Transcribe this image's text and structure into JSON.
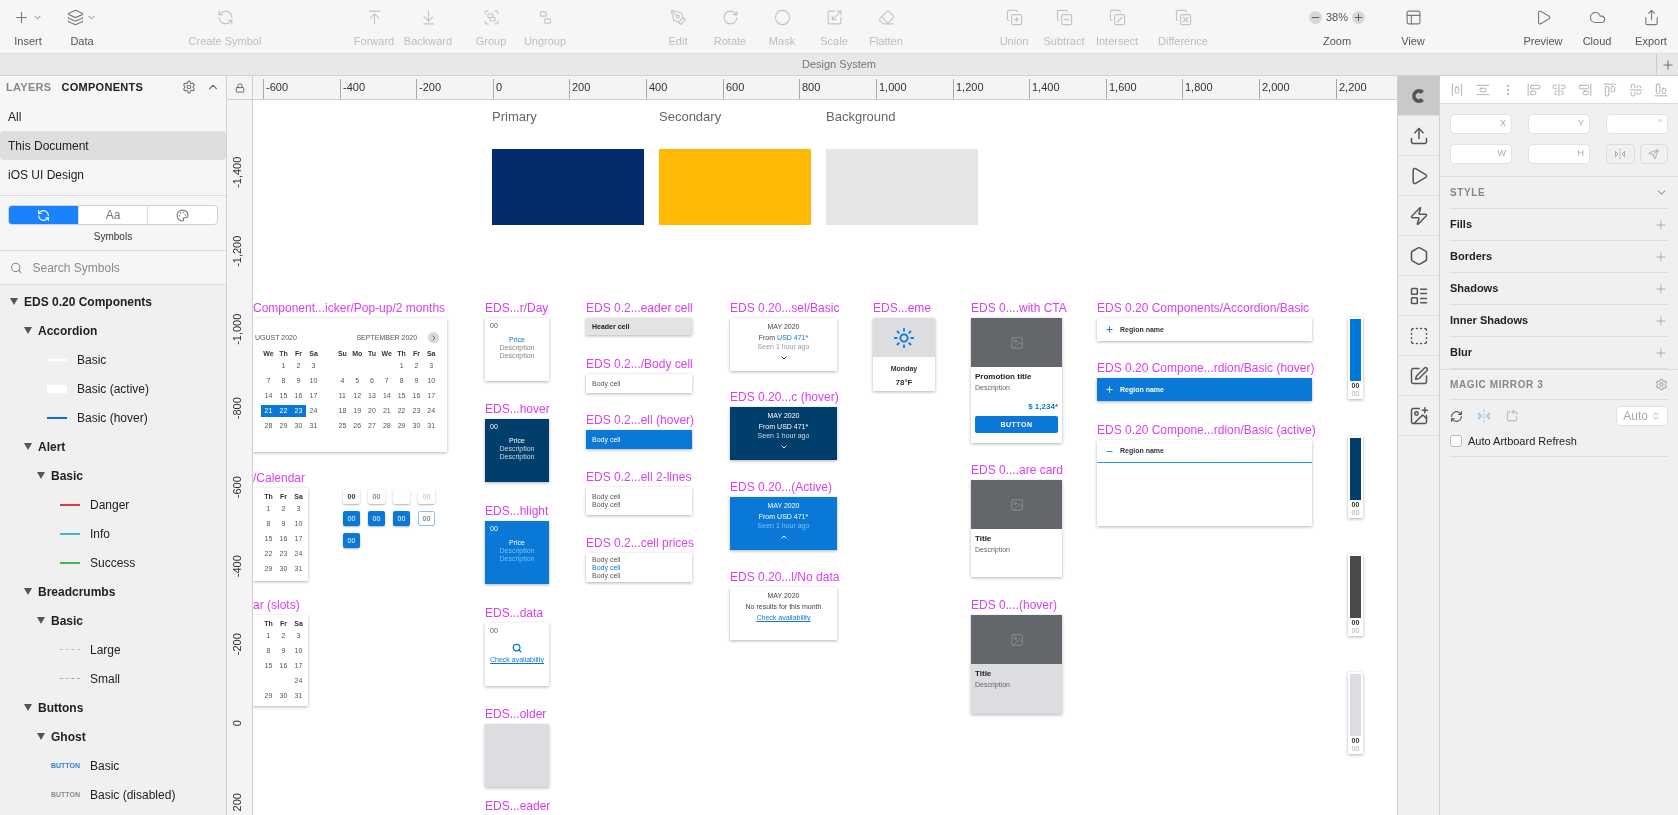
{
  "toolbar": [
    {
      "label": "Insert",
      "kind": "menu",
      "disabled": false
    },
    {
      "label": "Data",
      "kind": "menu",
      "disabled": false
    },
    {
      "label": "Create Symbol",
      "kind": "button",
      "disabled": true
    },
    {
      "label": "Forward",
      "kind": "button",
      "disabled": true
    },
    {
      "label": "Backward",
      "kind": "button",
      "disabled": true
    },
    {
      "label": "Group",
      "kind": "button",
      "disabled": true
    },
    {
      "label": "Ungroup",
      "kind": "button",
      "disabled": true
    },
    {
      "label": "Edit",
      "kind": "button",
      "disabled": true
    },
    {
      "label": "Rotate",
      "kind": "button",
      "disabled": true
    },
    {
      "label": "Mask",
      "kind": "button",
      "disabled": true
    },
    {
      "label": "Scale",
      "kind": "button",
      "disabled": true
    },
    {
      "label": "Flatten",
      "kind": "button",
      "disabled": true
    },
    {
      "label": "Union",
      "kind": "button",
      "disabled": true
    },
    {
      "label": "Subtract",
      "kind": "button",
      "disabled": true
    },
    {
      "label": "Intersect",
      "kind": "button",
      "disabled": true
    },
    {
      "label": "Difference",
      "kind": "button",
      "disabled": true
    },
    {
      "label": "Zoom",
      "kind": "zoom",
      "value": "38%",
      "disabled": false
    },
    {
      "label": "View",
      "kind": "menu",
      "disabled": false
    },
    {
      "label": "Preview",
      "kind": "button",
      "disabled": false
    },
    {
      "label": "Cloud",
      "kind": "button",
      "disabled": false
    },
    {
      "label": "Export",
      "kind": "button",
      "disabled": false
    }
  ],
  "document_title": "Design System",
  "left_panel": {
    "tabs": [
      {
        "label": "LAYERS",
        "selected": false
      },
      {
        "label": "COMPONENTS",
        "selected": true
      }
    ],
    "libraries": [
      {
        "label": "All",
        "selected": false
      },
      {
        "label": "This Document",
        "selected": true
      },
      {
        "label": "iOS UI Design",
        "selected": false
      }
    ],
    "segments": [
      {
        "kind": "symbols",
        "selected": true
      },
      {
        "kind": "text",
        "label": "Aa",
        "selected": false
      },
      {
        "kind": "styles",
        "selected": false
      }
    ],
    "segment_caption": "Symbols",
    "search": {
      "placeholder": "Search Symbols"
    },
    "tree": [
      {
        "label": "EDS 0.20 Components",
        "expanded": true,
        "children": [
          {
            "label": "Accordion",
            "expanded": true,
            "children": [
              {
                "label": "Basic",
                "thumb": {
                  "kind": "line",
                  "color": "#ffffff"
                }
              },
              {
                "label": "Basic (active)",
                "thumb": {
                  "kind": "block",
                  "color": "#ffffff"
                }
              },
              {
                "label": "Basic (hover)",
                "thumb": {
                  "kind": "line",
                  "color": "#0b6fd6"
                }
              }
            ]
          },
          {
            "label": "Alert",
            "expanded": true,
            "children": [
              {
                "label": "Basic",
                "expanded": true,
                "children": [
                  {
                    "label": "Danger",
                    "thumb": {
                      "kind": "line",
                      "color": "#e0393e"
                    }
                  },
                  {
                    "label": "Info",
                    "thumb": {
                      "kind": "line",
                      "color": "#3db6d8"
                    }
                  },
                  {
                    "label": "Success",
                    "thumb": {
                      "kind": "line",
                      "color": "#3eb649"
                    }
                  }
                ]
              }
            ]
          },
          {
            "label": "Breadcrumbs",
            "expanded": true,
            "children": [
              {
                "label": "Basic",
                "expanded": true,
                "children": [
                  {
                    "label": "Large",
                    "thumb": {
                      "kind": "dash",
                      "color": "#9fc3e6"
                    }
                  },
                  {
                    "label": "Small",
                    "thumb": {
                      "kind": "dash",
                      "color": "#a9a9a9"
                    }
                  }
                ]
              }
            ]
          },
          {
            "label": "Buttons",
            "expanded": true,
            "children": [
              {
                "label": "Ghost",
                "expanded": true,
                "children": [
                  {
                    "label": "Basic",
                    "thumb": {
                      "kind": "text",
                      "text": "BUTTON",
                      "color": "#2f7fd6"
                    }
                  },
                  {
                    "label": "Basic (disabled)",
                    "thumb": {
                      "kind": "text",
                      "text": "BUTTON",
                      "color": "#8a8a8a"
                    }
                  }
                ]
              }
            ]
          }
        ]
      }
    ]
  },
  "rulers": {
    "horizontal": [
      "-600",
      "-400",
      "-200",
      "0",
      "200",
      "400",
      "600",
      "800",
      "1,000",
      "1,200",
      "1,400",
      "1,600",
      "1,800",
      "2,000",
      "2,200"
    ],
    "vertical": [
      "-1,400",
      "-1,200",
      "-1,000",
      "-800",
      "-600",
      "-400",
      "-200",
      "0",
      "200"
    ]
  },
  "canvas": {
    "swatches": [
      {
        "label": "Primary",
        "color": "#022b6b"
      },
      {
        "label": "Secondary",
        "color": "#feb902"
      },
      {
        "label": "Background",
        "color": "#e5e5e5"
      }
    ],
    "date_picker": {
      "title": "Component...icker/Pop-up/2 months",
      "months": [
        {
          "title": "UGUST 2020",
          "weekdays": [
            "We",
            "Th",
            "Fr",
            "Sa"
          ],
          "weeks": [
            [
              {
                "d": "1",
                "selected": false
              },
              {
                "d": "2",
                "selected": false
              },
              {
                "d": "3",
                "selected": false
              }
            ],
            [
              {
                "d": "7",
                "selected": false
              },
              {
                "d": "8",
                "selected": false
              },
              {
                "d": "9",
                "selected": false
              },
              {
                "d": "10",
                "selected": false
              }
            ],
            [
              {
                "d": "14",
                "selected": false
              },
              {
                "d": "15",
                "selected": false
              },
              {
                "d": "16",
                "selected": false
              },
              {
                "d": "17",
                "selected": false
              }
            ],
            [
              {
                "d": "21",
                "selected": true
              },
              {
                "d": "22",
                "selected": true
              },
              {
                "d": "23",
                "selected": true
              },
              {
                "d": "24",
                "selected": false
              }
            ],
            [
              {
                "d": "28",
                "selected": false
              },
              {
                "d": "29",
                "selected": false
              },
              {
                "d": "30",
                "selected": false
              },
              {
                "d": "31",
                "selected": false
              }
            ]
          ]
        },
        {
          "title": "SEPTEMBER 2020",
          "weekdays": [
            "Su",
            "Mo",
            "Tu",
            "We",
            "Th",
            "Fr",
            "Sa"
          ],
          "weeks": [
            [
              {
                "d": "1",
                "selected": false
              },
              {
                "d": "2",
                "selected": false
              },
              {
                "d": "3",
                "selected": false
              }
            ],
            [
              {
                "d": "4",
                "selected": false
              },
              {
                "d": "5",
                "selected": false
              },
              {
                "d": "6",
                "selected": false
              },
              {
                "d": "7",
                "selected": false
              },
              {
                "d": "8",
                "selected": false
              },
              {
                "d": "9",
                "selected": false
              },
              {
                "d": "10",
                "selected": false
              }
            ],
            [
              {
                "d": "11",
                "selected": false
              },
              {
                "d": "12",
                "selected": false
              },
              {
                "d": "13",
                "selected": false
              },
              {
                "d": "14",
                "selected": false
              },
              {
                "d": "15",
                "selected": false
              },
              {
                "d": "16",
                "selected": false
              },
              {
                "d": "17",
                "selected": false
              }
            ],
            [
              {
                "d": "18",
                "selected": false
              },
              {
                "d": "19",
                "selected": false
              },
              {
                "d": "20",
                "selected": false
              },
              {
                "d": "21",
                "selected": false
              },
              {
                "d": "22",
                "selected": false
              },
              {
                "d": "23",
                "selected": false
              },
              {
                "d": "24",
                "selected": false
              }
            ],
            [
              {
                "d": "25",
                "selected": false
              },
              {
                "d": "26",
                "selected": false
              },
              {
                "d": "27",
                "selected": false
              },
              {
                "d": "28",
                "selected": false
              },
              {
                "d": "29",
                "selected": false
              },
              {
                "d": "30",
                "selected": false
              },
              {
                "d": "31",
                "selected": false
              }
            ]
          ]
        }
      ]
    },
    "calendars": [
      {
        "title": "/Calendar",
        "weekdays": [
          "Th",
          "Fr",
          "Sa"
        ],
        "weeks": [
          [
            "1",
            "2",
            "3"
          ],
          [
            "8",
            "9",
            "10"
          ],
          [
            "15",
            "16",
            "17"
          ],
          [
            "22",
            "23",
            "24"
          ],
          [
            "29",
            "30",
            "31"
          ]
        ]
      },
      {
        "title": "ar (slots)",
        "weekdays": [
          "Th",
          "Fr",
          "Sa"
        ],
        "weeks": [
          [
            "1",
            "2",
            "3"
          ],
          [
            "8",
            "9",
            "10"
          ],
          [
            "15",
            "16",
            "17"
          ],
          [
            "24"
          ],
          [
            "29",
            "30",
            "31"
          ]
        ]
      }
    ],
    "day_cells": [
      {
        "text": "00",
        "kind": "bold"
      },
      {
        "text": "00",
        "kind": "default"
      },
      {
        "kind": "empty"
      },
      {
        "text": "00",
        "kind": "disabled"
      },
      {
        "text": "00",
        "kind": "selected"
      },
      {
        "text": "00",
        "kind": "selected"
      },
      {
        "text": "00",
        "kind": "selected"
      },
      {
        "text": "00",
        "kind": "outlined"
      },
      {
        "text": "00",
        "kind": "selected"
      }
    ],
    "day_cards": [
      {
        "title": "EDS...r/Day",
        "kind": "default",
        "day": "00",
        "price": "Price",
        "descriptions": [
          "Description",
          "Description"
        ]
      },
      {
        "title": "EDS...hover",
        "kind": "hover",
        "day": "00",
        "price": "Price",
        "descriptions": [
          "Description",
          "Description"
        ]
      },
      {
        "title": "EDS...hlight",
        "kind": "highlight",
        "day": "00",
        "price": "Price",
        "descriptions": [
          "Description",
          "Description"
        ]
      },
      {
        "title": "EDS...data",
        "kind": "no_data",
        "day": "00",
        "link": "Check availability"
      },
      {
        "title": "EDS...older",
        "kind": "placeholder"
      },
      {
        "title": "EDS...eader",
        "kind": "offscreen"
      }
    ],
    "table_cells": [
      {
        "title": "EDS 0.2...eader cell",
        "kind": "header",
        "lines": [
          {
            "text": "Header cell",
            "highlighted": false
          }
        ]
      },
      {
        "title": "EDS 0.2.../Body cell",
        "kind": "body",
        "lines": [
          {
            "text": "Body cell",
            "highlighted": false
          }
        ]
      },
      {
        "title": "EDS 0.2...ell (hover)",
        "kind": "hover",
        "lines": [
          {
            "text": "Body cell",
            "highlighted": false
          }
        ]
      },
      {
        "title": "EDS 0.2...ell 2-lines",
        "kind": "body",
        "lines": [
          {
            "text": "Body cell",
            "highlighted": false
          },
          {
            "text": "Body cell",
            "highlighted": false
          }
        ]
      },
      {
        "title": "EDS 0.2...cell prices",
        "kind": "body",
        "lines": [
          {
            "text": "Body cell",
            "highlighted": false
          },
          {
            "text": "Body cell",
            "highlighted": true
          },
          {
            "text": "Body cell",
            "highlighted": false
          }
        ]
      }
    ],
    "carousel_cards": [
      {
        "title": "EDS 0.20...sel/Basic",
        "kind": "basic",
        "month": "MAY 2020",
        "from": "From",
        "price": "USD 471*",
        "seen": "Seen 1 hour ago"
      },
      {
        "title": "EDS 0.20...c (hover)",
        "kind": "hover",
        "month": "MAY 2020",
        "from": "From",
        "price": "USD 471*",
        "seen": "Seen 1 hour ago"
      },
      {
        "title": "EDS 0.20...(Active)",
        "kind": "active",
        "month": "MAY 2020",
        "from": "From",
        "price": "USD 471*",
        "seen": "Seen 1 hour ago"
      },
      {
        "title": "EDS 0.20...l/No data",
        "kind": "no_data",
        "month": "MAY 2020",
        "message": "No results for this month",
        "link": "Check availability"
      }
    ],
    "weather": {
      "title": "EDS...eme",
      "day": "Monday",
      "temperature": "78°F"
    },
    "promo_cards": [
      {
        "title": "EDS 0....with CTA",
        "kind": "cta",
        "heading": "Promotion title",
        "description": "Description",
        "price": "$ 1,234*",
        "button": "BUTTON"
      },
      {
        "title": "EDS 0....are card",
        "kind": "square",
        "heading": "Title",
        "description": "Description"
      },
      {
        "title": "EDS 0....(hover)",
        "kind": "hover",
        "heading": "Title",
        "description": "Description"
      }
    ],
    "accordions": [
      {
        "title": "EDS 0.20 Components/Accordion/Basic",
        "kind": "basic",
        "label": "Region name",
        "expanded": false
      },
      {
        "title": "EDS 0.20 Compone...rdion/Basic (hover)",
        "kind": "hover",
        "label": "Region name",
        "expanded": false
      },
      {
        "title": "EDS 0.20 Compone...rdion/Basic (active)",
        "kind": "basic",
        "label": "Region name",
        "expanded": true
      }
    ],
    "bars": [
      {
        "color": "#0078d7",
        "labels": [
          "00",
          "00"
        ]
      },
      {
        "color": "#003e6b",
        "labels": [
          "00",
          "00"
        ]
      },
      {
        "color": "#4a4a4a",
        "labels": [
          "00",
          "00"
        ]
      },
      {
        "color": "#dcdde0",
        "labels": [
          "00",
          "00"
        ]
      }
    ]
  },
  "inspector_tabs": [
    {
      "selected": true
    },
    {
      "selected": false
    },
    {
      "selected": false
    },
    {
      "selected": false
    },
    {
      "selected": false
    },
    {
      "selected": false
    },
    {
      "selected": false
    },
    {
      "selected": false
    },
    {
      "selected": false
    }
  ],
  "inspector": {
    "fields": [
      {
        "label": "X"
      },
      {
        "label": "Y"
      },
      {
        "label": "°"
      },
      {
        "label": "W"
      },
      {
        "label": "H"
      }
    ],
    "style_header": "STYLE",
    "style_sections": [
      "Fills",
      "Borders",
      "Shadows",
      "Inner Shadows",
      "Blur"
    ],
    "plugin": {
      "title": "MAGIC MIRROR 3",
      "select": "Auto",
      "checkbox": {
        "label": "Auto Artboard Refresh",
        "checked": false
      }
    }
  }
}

..........

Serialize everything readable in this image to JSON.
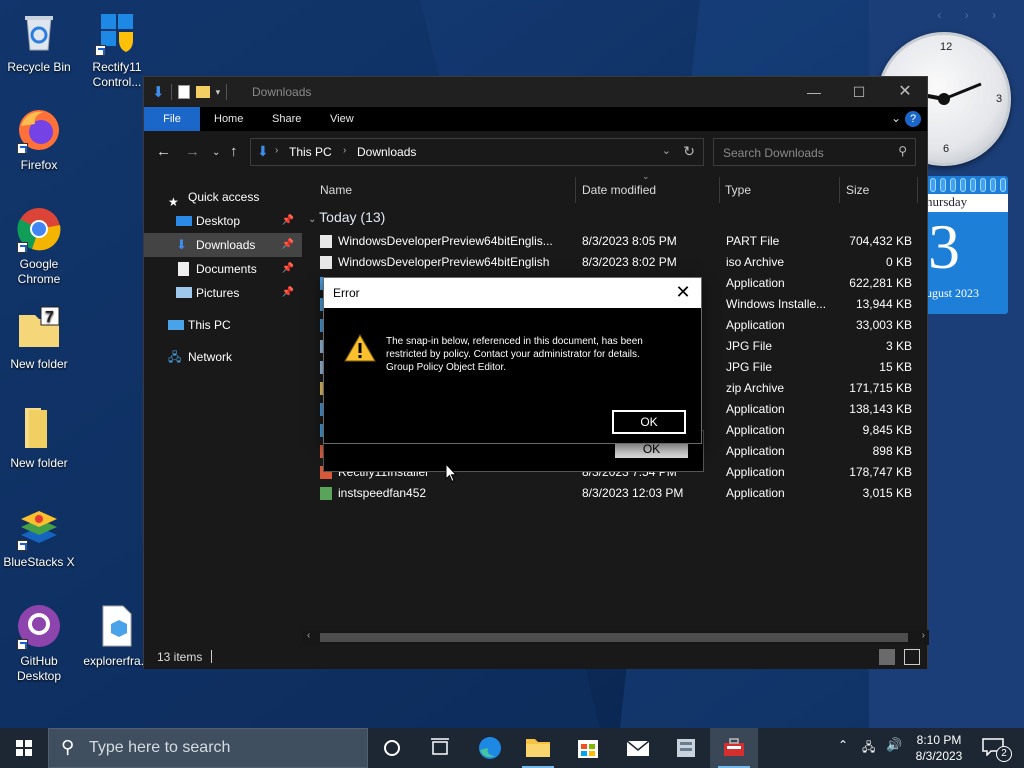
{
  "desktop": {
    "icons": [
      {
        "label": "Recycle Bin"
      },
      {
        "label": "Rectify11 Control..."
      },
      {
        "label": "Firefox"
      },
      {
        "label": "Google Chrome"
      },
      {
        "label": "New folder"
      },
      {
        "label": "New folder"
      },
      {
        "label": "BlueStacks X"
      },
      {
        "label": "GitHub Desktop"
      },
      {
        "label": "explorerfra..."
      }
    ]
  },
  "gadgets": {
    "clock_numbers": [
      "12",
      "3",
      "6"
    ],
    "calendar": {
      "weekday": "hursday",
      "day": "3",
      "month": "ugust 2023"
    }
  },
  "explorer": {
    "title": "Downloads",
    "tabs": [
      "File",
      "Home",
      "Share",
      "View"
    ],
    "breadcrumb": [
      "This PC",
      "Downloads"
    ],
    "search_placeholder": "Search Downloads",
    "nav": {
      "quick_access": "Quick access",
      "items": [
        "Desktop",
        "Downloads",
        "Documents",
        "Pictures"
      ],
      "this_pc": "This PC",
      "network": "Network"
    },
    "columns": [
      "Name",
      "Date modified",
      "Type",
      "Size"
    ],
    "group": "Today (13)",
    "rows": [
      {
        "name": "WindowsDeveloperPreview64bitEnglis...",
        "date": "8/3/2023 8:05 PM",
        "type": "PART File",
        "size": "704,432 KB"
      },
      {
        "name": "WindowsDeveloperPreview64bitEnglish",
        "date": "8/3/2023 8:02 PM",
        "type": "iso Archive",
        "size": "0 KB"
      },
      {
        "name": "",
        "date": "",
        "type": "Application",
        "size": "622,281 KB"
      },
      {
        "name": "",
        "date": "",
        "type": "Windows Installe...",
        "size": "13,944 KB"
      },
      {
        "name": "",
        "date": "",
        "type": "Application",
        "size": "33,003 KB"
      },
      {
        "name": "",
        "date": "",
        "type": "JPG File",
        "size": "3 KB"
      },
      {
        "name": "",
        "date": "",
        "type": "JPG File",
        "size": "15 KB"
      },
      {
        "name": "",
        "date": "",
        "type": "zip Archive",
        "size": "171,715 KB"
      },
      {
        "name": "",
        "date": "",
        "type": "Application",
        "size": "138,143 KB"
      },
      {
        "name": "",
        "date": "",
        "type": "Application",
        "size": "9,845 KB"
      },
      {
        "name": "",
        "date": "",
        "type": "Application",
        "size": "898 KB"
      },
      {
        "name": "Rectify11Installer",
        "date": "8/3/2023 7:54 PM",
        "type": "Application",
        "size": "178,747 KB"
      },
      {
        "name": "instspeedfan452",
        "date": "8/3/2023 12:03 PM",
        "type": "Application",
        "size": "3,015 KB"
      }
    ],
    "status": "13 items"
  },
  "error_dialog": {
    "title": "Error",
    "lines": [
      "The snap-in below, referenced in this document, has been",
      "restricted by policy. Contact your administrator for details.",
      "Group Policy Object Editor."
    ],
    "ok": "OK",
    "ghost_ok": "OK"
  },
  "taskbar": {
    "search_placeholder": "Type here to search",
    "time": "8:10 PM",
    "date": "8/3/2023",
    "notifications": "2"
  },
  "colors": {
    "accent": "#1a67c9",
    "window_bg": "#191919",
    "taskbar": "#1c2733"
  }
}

..........

Instruction:
Filter the records above for "Design" and copy every matching line.

Task output:
  "document_title": "Design System",
        "label": "iOS UI Design",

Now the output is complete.